Working data:
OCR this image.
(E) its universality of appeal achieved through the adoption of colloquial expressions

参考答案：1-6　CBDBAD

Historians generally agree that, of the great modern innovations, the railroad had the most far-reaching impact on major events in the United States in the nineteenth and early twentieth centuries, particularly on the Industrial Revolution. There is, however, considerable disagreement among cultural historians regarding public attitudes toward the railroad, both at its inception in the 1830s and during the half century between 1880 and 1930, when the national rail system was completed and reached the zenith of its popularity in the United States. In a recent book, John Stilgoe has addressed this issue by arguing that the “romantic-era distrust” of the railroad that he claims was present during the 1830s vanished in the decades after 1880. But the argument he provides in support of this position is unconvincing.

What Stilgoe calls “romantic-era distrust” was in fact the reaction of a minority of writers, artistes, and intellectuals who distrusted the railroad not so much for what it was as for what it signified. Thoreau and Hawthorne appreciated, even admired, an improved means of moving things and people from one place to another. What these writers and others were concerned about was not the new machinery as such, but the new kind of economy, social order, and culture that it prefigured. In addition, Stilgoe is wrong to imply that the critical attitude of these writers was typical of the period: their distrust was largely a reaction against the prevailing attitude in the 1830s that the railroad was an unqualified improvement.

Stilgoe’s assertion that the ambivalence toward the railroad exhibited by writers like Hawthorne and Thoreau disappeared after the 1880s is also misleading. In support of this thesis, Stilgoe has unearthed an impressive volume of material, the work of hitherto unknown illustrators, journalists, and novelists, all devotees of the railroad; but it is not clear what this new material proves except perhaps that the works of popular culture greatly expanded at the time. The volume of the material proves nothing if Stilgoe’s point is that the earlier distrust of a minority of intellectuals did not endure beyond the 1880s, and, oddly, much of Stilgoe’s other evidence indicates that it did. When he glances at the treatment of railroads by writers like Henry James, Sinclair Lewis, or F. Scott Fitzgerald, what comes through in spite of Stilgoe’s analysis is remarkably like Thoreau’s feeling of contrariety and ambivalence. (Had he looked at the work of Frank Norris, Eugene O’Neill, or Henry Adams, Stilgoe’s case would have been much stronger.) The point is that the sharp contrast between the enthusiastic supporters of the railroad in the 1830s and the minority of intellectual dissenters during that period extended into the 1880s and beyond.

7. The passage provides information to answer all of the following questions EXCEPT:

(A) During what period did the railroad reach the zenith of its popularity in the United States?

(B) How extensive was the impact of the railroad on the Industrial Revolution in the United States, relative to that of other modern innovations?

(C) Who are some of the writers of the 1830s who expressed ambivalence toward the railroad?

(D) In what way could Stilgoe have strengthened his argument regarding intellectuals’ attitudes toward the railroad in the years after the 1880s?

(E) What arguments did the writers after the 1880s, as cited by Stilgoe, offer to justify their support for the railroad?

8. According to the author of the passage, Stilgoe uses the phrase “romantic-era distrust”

Exercise directions:
In the listing, find all lines with the string "passage" and copy them.

Worked solution:
7. The passage provides information to answer all of the following questions EXCEPT:
8. According to the author of the passage, Stilgoe uses the phrase “romantic-era distrust”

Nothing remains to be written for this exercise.